WHAT IS ASKED » Return, word for word, every line that follows.

Saved entries »
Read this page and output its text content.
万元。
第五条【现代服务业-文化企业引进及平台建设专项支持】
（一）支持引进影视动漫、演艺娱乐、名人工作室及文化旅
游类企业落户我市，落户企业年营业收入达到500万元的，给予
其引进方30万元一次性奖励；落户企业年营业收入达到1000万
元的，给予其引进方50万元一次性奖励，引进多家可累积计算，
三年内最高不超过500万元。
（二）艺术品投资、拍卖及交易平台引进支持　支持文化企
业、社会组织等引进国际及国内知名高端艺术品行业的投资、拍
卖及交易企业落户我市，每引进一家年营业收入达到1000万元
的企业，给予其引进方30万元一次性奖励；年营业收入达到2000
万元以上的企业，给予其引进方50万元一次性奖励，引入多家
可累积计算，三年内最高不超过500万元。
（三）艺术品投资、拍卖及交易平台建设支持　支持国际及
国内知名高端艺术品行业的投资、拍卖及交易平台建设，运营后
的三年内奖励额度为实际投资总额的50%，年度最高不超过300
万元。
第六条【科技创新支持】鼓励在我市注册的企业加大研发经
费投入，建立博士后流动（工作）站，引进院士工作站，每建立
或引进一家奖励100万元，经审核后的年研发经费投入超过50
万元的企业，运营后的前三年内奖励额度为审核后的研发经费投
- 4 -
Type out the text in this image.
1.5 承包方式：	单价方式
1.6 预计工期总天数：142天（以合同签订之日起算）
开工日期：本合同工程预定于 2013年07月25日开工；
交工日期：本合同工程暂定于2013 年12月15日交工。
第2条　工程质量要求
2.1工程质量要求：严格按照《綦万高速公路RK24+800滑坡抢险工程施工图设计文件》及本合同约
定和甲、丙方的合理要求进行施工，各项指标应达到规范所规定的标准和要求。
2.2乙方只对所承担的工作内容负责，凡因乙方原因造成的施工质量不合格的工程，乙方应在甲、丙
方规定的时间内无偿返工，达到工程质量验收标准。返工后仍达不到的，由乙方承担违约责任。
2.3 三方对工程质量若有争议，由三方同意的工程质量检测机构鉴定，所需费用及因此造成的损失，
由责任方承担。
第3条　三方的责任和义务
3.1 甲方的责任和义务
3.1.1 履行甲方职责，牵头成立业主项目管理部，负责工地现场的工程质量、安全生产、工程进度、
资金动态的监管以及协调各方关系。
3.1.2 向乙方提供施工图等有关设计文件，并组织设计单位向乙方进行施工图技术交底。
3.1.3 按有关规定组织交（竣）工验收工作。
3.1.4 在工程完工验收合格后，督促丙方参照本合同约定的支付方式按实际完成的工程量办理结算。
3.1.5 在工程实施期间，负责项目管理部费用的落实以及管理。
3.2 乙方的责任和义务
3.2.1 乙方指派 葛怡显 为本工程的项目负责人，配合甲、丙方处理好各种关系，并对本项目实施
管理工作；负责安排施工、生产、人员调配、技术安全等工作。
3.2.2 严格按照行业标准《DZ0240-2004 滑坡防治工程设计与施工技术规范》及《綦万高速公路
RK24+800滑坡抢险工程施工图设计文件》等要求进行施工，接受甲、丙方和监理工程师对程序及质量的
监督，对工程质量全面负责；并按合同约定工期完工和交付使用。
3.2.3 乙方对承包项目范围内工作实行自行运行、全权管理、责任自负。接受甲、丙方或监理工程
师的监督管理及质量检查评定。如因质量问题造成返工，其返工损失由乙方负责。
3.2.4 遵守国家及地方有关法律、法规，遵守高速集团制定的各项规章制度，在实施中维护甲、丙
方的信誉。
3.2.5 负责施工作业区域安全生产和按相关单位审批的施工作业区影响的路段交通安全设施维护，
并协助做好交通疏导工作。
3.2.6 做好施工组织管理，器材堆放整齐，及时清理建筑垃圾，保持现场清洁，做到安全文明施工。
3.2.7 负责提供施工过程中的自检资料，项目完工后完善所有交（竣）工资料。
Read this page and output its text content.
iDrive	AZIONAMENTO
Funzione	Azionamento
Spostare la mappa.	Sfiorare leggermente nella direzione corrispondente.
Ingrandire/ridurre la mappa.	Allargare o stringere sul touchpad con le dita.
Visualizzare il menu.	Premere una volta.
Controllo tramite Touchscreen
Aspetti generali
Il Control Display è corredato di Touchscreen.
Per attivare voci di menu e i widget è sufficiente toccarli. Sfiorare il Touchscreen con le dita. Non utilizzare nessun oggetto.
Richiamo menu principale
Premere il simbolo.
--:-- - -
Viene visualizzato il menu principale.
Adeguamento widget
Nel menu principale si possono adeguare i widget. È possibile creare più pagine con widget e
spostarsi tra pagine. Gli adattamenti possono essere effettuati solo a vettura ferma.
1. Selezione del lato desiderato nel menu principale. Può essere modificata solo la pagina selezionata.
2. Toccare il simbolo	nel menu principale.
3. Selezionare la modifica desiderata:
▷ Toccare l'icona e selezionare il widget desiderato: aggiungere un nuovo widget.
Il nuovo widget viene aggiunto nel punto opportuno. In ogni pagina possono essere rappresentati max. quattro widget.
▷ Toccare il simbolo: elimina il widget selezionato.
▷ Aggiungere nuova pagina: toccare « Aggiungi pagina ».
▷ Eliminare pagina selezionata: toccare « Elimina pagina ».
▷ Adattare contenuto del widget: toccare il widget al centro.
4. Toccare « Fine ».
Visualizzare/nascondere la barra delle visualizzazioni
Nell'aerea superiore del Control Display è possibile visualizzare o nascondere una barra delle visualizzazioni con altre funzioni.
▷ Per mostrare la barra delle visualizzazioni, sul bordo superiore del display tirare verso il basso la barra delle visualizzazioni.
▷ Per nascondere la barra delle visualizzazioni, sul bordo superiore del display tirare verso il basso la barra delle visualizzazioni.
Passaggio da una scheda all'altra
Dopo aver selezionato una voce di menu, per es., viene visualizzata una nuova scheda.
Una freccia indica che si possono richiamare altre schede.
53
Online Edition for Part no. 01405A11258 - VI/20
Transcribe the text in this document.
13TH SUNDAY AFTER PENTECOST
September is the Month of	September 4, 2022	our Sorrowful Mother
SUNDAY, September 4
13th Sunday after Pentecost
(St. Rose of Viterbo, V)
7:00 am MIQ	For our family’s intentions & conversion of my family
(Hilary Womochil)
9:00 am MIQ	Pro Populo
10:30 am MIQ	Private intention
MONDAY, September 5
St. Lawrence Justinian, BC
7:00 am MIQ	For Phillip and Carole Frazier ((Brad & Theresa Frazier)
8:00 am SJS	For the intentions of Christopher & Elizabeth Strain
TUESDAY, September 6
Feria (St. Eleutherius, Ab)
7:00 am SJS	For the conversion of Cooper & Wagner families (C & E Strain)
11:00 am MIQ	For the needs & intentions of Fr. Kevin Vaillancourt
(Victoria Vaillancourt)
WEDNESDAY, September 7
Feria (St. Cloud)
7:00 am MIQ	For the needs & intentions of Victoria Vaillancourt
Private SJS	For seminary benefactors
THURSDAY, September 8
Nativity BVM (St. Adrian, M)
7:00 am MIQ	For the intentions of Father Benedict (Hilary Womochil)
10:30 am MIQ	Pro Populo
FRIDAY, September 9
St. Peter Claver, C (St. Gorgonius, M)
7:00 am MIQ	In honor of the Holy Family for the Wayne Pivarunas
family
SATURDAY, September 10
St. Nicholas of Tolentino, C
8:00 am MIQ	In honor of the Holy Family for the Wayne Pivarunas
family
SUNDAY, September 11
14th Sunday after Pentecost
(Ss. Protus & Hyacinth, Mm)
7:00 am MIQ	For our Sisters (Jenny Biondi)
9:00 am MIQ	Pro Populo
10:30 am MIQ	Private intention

FINISHED EXERCISE »
Read this page and output its text content.
万元。
第五条【现代服务业-文化企业引进及平台建设专项支持】
（一）支持引进影视动漫、演艺娱乐、名人工作室及文化旅
游类企业落户我市，落户企业年营业收入达到500万元的，给予
其引进方30万元一次性奖励；落户企业年营业收入达到1000万
元的，给予其引进方50万元一次性奖励，引进多家可累积计算，
三年内最高不超过500万元。
（二）艺术品投资、拍卖及交易平台引进支持　支持文化企
业、社会组织等引进国际及国内知名高端艺术品行业的投资、拍
卖及交易企业落户我市，每引进一家年营业收入达到1000万元
的企业，给予其引进方30万元一次性奖励；年营业收入达到2000
万元以上的企业，给予其引进方50万元一次性奖励，引入多家
可累积计算，三年内最高不超过500万元。
（三）艺术品投资、拍卖及交易平台建设支持　支持国际及
国内知名高端艺术品行业的投资、拍卖及交易平台建设，运营后
的三年内奖励额度为实际投资总额的50%，年度最高不超过300
万元。
第六条【科技创新支持】鼓励在我市注册的企业加大研发经
费投入，建立博士后流动（工作）站，引进院士工作站，每建立
或引进一家奖励100万元，经审核后的年研发经费投入超过50
万元的企业，运营后的前三年内奖励额度为审核后的研发经费投
- 4 -
Type out the text in this image.
1.5 承包方式：	单价方式
1.6 预计工期总天数：142天（以合同签订之日起算）
开工日期：本合同工程预定于 2013年07月25日开工；
交工日期：本合同工程暂定于2013 年12月15日交工。
第2条　工程质量要求
2.1工程质量要求：严格按照《綦万高速公路RK24+800滑坡抢险工程施工图设计文件》及本合同约
定和甲、丙方的合理要求进行施工，各项指标应达到规范所规定的标准和要求。
2.2乙方只对所承担的工作内容负责，凡因乙方原因造成的施工质量不合格的工程，乙方应在甲、丙
方规定的时间内无偿返工，达到工程质量验收标准。返工后仍达不到的，由乙方承担违约责任。
2.3 三方对工程质量若有争议，由三方同意的工程质量检测机构鉴定，所需费用及因此造成的损失，
由责任方承担。
第3条　三方的责任和义务
3.1 甲方的责任和义务
3.1.1 履行甲方职责，牵头成立业主项目管理部，负责工地现场的工程质量、安全生产、工程进度、
资金动态的监管以及协调各方关系。
3.1.2 向乙方提供施工图等有关设计文件，并组织设计单位向乙方进行施工图技术交底。
3.1.3 按有关规定组织交（竣）工验收工作。
3.1.4 在工程完工验收合格后，督促丙方参照本合同约定的支付方式按实际完成的工程量办理结算。
3.1.5 在工程实施期间，负责项目管理部费用的落实以及管理。
3.2 乙方的责任和义务
3.2.1 乙方指派 葛怡显 为本工程的项目负责人，配合甲、丙方处理好各种关系，并对本项目实施
管理工作；负责安排施工、生产、人员调配、技术安全等工作。
3.2.2 严格按照行业标准《DZ0240-2004 滑坡防治工程设计与施工技术规范》及《綦万高速公路
RK24+800滑坡抢险工程施工图设计文件》等要求进行施工，接受甲、丙方和监理工程师对程序及质量的
监督，对工程质量全面负责；并按合同约定工期完工和交付使用。
3.2.3 乙方对承包项目范围内工作实行自行运行、全权管理、责任自负。接受甲、丙方或监理工程
师的监督管理及质量检查评定。如因质量问题造成返工，其返工损失由乙方负责。
3.2.4 遵守国家及地方有关法律、法规，遵守高速集团制定的各项规章制度，在实施中维护甲、丙
方的信誉。
3.2.5 负责施工作业区域安全生产和按相关单位审批的施工作业区影响的路段交通安全设施维护，
并协助做好交通疏导工作。
3.2.6 做好施工组织管理，器材堆放整齐，及时清理建筑垃圾，保持现场清洁，做到安全文明施工。
3.2.7 负责提供施工过程中的自检资料，项目完工后完善所有交（竣）工资料。
Read this page and output its text content.
iDrive	AZIONAMENTO
Funzione	Azionamento
Spostare la mappa.	Sfiorare leggermente nella direzione corrispondente.
Ingrandire/ridurre la mappa.	Allargare o stringere sul touchpad con le dita.
Visualizzare il menu.	Premere una volta.
Controllo tramite Touchscreen
Aspetti generali
Il Control Display è corredato di Touchscreen.
Per attivare voci di menu e i widget è sufficiente toccarli. Sfiorare il Touchscreen con le dita. Non utilizzare nessun oggetto.
Richiamo menu principale
Premere il simbolo.
--:-- - -
Viene visualizzato il menu principale.
Adeguamento widget
Nel menu principale si possono adeguare i widget. È possibile creare più pagine con widget e
spostarsi tra pagine. Gli adattamenti possono essere effettuati solo a vettura ferma.
1. Selezione del lato desiderato nel menu principale. Può essere modificata solo la pagina selezionata.
2. Toccare il simbolo	nel menu principale.
3. Selezionare la modifica desiderata:
▷ Toccare l'icona e selezionare il widget desiderato: aggiungere un nuovo widget.
Il nuovo widget viene aggiunto nel punto opportuno. In ogni pagina possono essere rappresentati max. quattro widget.
▷ Toccare il simbolo: elimina il widget selezionato.
▷ Aggiungere nuova pagina: toccare « Aggiungi pagina ».
▷ Eliminare pagina selezionata: toccare « Elimina pagina ».
▷ Adattare contenuto del widget: toccare il widget al centro.
4. Toccare « Fine ».
Visualizzare/nascondere la barra delle visualizzazioni
Nell'aerea superiore del Control Display è possibile visualizzare o nascondere una barra delle visualizzazioni con altre funzioni.
▷ Per mostrare la barra delle visualizzazioni, sul bordo superiore del display tirare verso il basso la barra delle visualizzazioni.
▷ Per nascondere la barra delle visualizzazioni, sul bordo superiore del display tirare verso il basso la barra delle visualizzazioni.
Passaggio da una scheda all'altra
Dopo aver selezionato una voce di menu, per es., viene visualizzata una nuova scheda.
Una freccia indica che si possono richiamare altre schede.
53
Online Edition for Part no. 01405A11258 - VI/20
Transcribe the text in this document.
13TH SUNDAY AFTER PENTECOST
September is the Month of	September 4, 2022	our Sorrowful Mother
SUNDAY, September 4
13th Sunday after Pentecost
(St. Rose of Viterbo, V)
7:00 am MIQ	For our family’s intentions & conversion of my family
(Hilary Womochil)
9:00 am MIQ	Pro Populo
10:30 am MIQ	Private intention
MONDAY, September 5
St. Lawrence Justinian, BC
7:00 am MIQ	For Phillip and Carole Frazier ((Brad & Theresa Frazier)
8:00 am SJS	For the intentions of Christopher & Elizabeth Strain
TUESDAY, September 6
Feria (St. Eleutherius, Ab)
7:00 am SJS	For the conversion of Cooper & Wagner families (C & E Strain)
11:00 am MIQ	For the needs & intentions of Fr. Kevin Vaillancourt
(Victoria Vaillancourt)
WEDNESDAY, September 7
Feria (St. Cloud)
7:00 am MIQ	For the needs & intentions of Victoria Vaillancourt
Private SJS	For seminary benefactors
THURSDAY, September 8
Nativity BVM (St. Adrian, M)
7:00 am MIQ	For the intentions of Father Benedict (Hilary Womochil)
10:30 am MIQ	Pro Populo
FRIDAY, September 9
St. Peter Claver, C (St. Gorgonius, M)
7:00 am MIQ	In honor of the Holy Family for the Wayne Pivarunas
family
SATURDAY, September 10
St. Nicholas of Tolentino, C
8:00 am MIQ	In honor of the Holy Family for the Wayne Pivarunas
family
SUNDAY, September 11
14th Sunday after Pentecost
(Ss. Protus & Hyacinth, Mm)
7:00 am MIQ	For our Sisters (Jenny Biondi)
9:00 am MIQ	Pro Populo
10:30 am MIQ	Private intention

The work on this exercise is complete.